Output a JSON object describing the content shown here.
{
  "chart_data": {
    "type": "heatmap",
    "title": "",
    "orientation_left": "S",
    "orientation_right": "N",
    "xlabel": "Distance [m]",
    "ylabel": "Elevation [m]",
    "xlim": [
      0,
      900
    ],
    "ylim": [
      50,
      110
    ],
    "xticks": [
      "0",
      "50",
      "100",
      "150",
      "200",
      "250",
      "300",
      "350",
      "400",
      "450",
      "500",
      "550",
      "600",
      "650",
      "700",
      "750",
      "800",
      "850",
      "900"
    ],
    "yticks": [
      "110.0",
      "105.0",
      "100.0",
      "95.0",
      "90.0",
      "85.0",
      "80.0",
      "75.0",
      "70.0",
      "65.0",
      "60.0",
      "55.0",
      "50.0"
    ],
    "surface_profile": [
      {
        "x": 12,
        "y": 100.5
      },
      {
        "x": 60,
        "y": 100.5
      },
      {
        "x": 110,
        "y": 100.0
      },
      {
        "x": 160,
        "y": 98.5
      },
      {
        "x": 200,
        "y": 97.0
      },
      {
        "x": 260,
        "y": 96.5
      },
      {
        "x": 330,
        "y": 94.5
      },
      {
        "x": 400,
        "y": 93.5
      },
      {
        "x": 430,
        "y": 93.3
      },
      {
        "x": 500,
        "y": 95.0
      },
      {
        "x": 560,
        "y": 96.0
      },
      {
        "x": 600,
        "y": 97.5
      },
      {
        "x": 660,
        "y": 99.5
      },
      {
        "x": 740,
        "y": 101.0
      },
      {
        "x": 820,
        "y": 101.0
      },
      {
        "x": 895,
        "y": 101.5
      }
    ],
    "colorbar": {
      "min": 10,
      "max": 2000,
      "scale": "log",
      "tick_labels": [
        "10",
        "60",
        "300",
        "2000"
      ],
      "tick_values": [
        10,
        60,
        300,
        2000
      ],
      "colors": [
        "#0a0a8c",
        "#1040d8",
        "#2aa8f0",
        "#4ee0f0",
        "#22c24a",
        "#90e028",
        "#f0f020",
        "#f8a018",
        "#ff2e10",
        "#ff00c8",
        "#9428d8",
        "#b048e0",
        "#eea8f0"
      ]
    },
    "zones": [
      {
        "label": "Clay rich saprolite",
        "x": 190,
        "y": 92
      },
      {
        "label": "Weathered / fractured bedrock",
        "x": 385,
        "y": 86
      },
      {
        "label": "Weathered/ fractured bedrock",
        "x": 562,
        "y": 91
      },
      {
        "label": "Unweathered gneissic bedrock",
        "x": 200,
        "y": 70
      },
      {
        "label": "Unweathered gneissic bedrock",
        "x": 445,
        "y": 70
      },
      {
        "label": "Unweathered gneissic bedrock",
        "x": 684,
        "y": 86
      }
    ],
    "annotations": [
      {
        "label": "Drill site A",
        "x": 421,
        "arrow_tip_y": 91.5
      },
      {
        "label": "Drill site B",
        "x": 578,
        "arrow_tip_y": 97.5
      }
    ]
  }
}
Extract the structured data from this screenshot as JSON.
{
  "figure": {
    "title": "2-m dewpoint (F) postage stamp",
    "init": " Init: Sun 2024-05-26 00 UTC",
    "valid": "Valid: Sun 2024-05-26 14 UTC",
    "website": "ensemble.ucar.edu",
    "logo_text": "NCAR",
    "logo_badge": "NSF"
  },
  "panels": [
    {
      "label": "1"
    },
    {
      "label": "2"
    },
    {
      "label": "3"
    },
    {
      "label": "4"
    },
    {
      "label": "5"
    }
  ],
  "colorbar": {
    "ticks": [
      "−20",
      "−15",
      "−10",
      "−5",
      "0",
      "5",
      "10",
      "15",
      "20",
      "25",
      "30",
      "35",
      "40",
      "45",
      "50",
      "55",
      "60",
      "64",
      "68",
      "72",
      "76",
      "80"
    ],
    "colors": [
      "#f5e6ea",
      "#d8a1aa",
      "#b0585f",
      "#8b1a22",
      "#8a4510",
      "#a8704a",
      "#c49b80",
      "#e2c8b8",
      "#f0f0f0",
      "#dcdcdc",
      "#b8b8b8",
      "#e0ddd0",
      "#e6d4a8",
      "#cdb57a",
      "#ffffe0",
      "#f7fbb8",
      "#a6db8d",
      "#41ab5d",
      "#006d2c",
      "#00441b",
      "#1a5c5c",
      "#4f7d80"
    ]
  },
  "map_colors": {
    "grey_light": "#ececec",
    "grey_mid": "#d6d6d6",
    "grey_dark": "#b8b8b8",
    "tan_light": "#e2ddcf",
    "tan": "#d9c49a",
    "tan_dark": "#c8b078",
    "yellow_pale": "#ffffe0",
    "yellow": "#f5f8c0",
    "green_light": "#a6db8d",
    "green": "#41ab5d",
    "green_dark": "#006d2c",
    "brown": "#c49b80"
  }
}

================================

Your goal: What is the number of lines in the data that hold the string "Drill"? Answer with the number only.

Solved problem: 2